-- begin Dataset entries --
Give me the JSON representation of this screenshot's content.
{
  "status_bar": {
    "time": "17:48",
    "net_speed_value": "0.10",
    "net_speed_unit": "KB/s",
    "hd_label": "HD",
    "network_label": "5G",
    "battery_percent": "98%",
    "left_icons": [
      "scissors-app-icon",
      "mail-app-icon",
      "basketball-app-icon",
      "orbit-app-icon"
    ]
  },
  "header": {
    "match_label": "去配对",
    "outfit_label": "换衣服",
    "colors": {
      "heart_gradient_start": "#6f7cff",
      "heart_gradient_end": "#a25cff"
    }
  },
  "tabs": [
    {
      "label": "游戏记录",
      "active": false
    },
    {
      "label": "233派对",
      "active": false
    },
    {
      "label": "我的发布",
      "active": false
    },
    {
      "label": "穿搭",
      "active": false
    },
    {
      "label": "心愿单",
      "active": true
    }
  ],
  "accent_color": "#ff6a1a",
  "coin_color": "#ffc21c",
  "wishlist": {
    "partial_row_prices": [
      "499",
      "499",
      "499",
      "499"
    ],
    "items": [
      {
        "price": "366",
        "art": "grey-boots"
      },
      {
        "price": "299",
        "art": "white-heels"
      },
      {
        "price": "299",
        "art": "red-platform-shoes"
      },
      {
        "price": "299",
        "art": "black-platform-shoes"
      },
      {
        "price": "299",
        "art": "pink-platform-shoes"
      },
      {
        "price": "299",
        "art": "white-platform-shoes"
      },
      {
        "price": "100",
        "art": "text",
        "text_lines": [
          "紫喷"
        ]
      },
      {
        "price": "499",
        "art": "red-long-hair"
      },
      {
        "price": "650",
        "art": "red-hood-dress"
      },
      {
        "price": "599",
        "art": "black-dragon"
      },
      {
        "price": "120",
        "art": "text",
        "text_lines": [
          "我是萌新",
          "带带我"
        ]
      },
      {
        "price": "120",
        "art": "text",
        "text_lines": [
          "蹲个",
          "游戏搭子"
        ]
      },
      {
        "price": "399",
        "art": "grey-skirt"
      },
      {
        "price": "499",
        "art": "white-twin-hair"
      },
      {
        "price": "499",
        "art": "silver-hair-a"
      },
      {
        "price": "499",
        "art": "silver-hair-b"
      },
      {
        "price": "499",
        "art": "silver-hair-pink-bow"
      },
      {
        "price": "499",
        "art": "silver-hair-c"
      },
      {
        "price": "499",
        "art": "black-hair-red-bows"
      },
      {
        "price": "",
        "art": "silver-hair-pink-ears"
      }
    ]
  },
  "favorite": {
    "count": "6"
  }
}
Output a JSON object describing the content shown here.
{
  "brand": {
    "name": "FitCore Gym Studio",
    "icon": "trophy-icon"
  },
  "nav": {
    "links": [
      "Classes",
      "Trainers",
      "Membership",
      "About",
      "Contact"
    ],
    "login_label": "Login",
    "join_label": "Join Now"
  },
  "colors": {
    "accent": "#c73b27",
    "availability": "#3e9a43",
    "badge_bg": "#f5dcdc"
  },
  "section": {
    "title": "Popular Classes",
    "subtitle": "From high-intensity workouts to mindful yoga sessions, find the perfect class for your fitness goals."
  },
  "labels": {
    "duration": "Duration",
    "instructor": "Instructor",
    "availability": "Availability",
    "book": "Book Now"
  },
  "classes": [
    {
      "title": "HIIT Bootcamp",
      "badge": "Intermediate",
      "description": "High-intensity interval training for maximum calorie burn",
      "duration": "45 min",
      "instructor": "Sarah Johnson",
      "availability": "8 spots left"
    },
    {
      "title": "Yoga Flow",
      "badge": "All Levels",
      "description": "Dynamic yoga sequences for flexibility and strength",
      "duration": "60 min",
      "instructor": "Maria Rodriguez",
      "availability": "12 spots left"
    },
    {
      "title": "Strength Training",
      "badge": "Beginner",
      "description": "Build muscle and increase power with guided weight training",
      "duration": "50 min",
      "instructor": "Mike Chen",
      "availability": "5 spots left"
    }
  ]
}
-- end Dataset entries --
● Aim of the exercise: How many of the lines above include the string "shoes"? Reply with the number by itself.

● The response: 4